EXERCISE DIRECTIONS
Check each line of the listing below for the string "screenshot", and give only how many lines hold it.

INFORMATION PROVIDED
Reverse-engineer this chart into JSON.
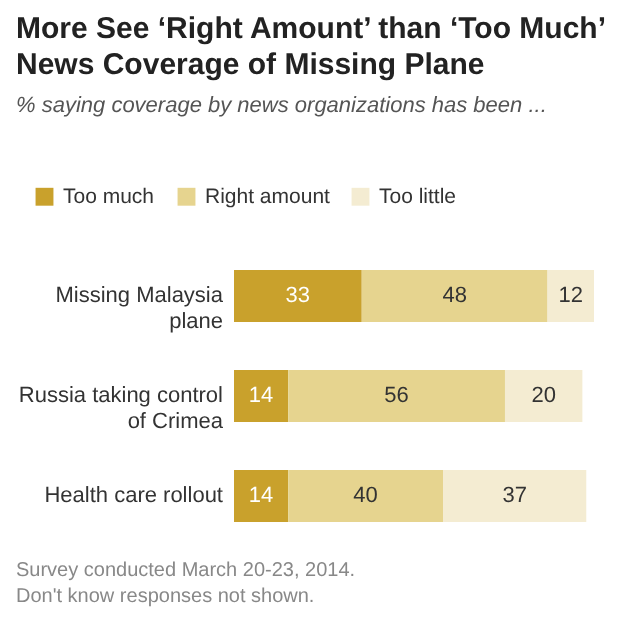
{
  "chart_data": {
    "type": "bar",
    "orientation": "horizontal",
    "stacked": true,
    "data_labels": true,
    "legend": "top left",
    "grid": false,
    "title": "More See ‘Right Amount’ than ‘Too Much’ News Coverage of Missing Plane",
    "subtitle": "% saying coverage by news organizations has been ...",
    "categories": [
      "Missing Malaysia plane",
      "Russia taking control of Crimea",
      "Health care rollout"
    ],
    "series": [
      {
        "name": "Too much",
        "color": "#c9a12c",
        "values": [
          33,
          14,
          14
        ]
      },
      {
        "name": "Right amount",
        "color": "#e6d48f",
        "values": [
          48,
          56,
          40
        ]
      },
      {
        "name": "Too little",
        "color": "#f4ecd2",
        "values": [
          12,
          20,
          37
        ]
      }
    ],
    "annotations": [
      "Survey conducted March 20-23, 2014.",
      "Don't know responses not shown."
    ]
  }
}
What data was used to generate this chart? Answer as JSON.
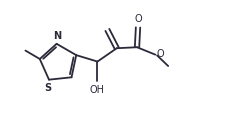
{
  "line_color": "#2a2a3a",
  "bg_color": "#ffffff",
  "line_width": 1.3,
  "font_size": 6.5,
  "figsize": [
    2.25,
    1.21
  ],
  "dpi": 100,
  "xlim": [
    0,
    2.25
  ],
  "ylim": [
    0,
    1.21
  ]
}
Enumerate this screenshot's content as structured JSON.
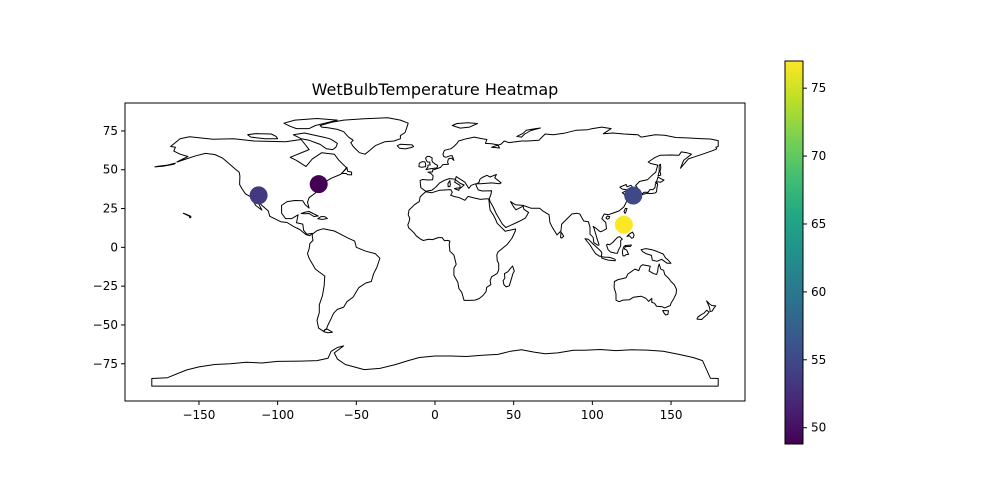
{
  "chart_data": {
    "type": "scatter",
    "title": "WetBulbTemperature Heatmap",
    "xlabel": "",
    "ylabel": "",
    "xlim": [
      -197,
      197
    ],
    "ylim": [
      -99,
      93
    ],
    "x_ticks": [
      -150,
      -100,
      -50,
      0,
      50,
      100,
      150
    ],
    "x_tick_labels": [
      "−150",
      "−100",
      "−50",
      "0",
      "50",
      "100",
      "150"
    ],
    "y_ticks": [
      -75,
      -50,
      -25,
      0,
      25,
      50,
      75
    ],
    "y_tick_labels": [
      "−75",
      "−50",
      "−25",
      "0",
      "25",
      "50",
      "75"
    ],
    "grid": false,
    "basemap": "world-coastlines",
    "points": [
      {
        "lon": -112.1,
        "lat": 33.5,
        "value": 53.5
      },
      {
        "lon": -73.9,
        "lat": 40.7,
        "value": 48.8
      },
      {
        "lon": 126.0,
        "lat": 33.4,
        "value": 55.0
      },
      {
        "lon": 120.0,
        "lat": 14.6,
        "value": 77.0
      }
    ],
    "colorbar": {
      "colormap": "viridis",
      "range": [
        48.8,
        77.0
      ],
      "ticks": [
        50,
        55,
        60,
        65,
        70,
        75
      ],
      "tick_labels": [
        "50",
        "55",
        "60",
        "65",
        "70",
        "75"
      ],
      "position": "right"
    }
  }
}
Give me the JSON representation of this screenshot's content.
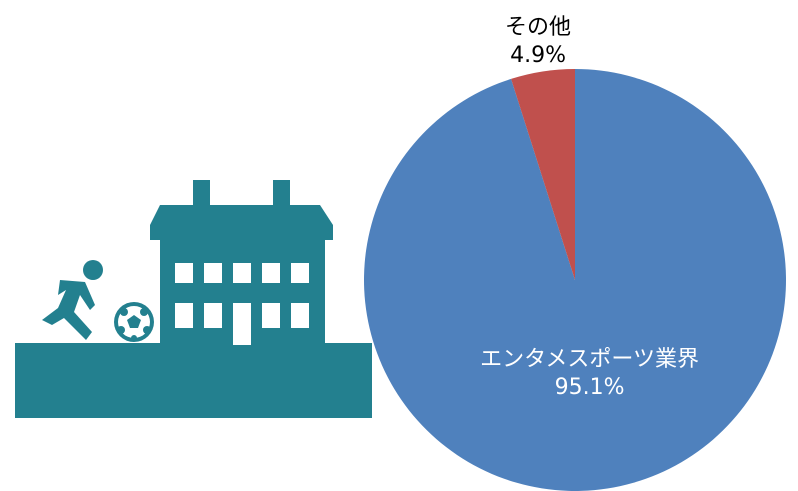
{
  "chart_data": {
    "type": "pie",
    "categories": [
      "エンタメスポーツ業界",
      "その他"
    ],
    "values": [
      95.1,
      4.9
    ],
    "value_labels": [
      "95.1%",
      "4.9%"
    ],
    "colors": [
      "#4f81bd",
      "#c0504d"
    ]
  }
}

WRITTEN RESPONSE
2